-- BEGIN Data shown --
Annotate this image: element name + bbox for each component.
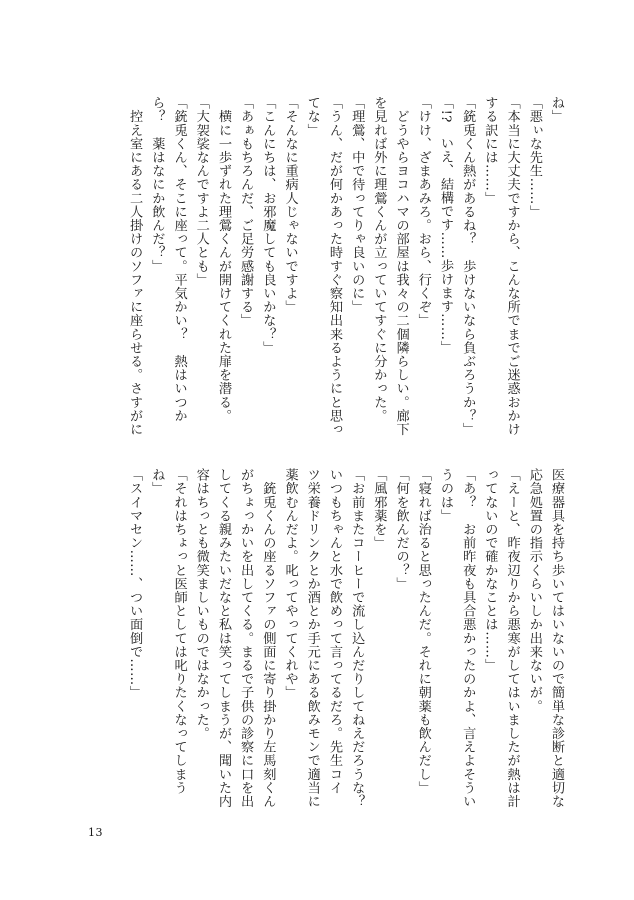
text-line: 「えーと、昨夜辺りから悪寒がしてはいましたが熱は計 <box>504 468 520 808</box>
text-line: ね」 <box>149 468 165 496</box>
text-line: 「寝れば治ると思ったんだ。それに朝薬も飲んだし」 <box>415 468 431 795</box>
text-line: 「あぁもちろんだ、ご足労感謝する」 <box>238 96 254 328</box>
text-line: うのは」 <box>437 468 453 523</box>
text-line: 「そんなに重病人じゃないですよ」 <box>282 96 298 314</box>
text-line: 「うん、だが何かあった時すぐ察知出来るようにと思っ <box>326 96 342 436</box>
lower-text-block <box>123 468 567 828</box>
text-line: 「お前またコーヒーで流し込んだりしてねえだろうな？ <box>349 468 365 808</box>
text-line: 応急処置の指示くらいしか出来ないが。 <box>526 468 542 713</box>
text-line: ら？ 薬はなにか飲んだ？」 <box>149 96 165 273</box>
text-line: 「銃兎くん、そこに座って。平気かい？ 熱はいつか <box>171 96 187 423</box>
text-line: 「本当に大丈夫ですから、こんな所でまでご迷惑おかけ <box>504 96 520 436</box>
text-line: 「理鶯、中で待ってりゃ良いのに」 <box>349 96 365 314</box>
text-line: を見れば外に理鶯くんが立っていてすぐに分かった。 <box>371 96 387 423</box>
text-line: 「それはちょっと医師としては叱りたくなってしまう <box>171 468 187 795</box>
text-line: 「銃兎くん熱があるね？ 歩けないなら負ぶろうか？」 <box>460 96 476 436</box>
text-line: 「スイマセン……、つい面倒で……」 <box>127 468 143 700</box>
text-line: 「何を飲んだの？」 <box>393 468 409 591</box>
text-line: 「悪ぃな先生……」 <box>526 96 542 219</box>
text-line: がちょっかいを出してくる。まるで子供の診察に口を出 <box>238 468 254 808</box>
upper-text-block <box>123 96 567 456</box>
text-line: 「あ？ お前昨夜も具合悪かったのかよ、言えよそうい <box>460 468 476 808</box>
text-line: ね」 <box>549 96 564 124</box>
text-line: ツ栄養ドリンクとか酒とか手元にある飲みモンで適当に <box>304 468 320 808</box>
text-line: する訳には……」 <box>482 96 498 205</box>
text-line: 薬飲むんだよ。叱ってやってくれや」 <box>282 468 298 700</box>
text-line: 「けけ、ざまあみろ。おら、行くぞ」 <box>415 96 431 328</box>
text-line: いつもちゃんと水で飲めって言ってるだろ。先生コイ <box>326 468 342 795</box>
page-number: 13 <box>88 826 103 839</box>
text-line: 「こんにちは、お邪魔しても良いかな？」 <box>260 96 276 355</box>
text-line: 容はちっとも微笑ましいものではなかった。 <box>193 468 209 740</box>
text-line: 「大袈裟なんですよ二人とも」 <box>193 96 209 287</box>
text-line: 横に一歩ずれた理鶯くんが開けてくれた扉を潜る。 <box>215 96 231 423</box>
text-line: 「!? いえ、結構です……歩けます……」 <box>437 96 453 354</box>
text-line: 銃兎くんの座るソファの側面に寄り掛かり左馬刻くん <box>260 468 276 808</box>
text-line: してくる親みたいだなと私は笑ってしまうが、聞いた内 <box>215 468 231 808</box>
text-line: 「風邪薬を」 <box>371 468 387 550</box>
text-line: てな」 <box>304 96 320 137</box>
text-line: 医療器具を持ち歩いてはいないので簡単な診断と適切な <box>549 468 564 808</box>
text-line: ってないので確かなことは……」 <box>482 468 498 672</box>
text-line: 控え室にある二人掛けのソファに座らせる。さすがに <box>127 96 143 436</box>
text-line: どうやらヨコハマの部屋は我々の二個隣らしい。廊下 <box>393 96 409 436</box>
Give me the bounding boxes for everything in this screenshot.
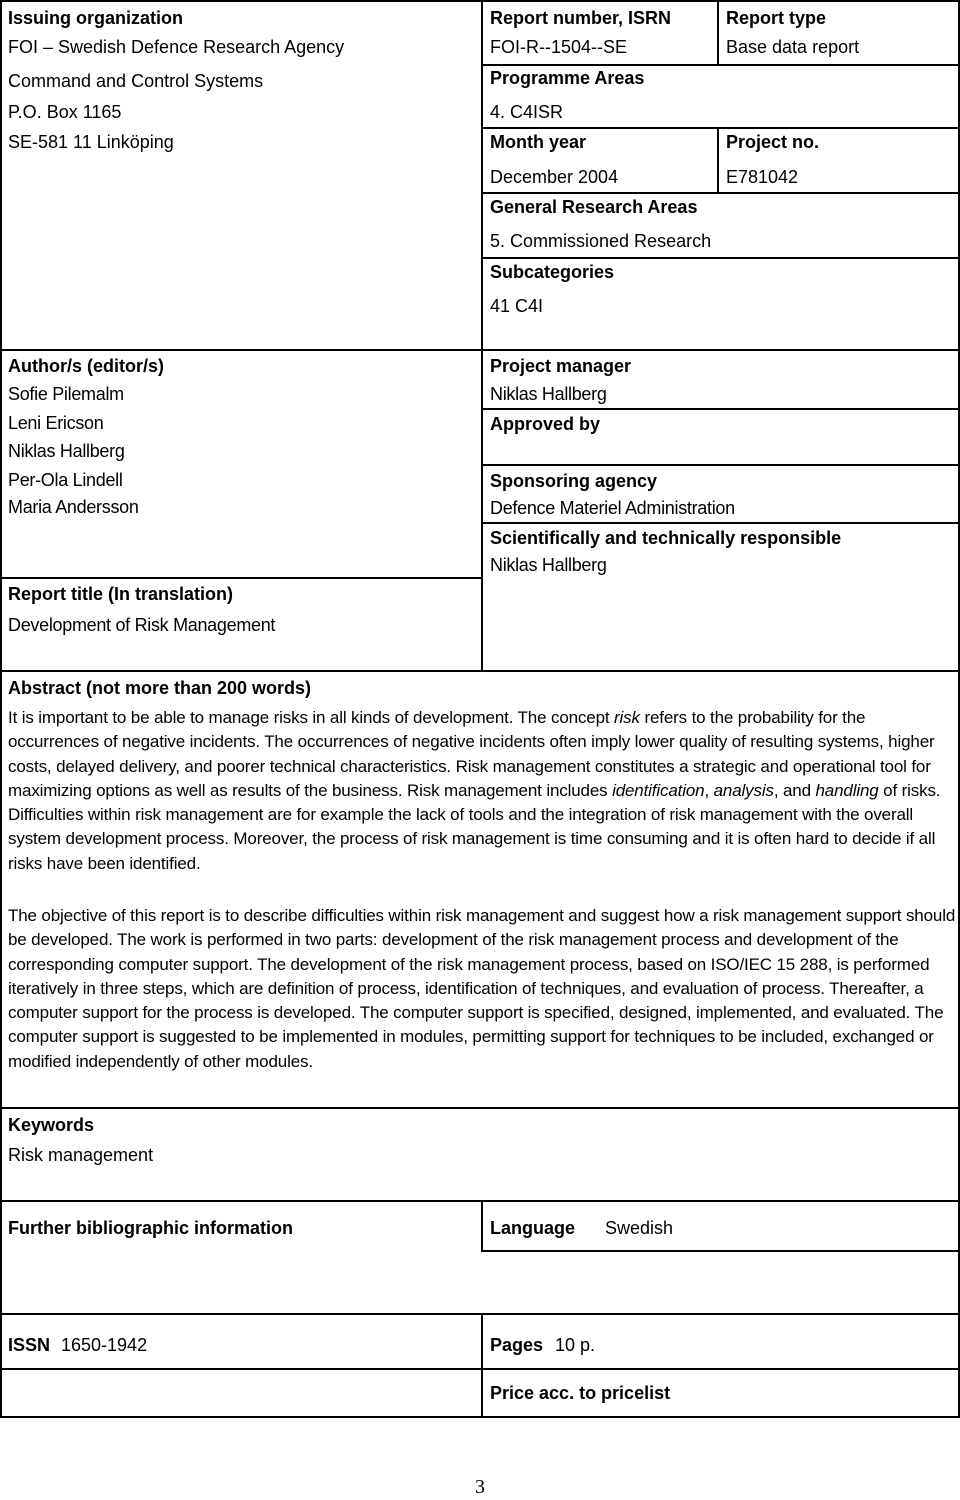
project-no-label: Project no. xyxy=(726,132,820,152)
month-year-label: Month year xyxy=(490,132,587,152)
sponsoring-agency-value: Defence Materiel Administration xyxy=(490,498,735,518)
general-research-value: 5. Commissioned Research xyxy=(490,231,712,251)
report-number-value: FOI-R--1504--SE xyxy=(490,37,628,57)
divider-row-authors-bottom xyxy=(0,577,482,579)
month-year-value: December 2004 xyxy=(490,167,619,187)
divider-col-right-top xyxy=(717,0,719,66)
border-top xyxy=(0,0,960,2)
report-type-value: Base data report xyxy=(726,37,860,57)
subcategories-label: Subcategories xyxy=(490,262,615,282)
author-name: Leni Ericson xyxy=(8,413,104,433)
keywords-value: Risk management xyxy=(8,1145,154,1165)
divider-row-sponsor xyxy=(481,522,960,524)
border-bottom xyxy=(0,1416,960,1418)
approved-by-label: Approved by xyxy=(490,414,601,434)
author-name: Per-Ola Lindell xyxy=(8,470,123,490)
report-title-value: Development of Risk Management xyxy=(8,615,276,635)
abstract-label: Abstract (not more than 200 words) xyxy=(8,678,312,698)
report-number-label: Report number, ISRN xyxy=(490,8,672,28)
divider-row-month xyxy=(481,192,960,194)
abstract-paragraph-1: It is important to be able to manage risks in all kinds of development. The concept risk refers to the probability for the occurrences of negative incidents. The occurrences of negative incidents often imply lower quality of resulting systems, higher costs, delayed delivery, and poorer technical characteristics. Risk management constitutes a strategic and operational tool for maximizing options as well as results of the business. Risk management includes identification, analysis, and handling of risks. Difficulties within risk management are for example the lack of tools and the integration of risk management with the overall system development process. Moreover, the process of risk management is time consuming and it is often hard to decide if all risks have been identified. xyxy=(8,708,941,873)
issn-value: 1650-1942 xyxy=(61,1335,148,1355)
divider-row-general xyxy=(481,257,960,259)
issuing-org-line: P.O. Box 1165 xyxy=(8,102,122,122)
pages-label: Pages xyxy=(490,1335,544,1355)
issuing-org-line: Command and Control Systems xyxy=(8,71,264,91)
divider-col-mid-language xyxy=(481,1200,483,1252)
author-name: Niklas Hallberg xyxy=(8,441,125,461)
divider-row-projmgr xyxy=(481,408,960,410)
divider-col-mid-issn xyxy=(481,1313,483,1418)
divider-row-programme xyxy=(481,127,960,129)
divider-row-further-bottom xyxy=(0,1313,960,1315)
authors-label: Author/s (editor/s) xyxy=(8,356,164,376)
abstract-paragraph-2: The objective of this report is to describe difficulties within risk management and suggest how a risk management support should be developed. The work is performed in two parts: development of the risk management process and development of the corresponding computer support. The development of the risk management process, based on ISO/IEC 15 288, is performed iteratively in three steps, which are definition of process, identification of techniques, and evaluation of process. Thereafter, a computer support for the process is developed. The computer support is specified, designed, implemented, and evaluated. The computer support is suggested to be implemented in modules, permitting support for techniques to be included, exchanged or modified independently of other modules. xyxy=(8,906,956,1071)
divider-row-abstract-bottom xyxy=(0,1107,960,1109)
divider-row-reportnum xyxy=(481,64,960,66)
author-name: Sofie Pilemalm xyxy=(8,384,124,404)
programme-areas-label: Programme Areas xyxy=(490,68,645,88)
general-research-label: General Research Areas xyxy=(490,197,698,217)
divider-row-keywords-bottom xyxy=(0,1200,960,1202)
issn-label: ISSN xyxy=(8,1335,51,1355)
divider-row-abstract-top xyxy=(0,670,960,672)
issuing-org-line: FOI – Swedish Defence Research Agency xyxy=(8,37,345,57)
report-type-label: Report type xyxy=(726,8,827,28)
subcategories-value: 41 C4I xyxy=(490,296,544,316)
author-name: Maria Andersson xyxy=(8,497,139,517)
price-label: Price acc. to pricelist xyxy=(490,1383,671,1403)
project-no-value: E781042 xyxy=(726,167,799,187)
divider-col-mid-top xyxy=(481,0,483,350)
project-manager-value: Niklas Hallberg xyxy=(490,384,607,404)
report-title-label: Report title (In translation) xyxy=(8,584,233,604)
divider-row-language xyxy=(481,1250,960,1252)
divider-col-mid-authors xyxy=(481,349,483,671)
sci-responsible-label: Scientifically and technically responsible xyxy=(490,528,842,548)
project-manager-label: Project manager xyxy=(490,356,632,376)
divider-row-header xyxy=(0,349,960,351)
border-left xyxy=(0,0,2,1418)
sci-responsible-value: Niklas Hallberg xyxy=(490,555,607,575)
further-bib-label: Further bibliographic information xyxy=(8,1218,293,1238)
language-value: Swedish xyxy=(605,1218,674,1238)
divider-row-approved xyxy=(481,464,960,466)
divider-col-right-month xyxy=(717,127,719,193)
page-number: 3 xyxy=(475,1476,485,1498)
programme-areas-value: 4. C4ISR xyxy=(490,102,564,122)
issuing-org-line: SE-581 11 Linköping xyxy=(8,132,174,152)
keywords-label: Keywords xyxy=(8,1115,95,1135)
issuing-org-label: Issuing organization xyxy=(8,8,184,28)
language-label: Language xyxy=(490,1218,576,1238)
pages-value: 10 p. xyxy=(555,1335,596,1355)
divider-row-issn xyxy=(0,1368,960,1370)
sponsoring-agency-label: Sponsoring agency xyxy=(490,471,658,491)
-- END Data shown --
-- BEGIN Data shown --
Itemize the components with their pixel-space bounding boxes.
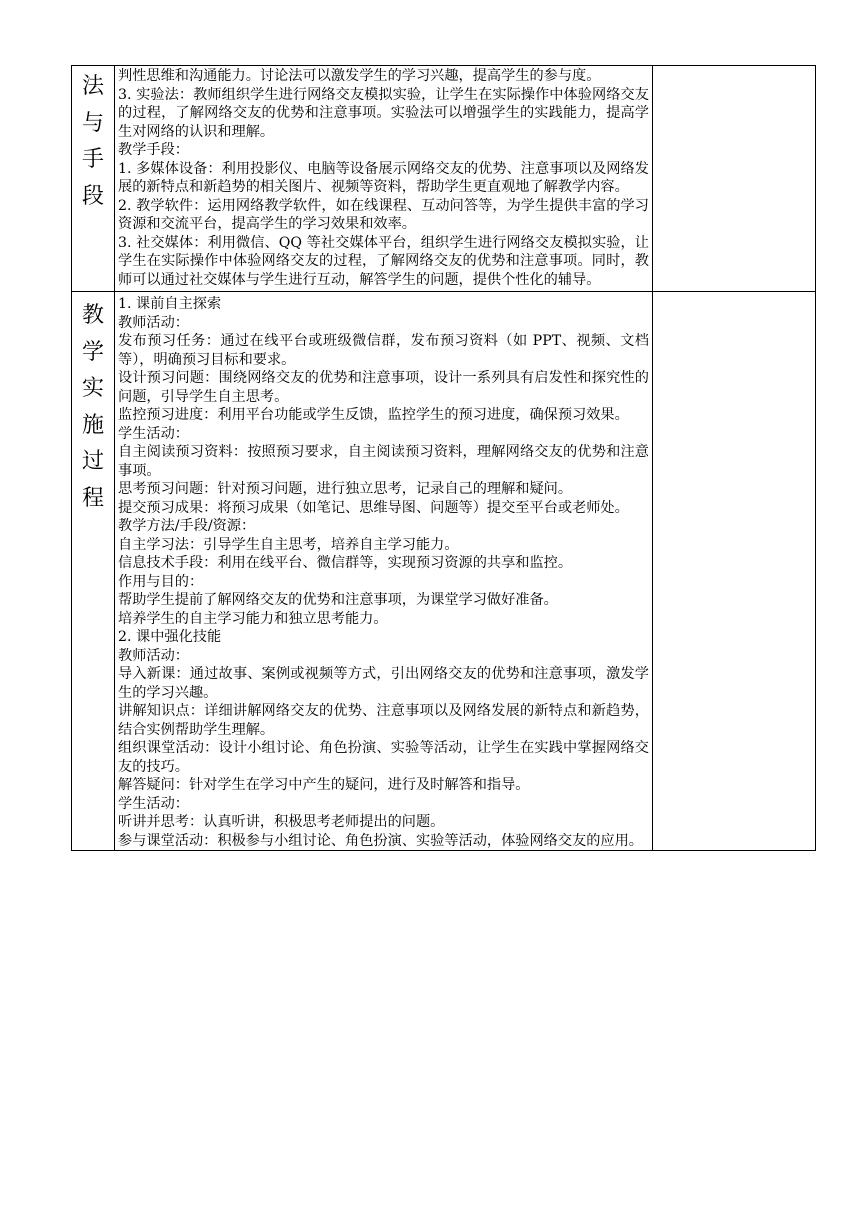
-- END Data shown --
Swap "bbox" for "bounding box" in the items from the line with "Annotate this image: element" up to and including the line with "text-line: うのは」 <box>437 468 453 523</box>", changing nothing else. Return only those lines, and omit the pictures.

Annotate this image: element name + bounding box for each component.
text-line: 「えーと、昨夜辺りから悪寒がしてはいましたが熱は計 <box>504 468 520 808</box>
text-line: ね」 <box>149 468 165 496</box>
text-line: 「寝れば治ると思ったんだ。それに朝薬も飲んだし」 <box>415 468 431 795</box>
text-line: 「あぁもちろんだ、ご足労感謝する」 <box>238 96 254 328</box>
text-line: うのは」 <box>437 468 453 523</box>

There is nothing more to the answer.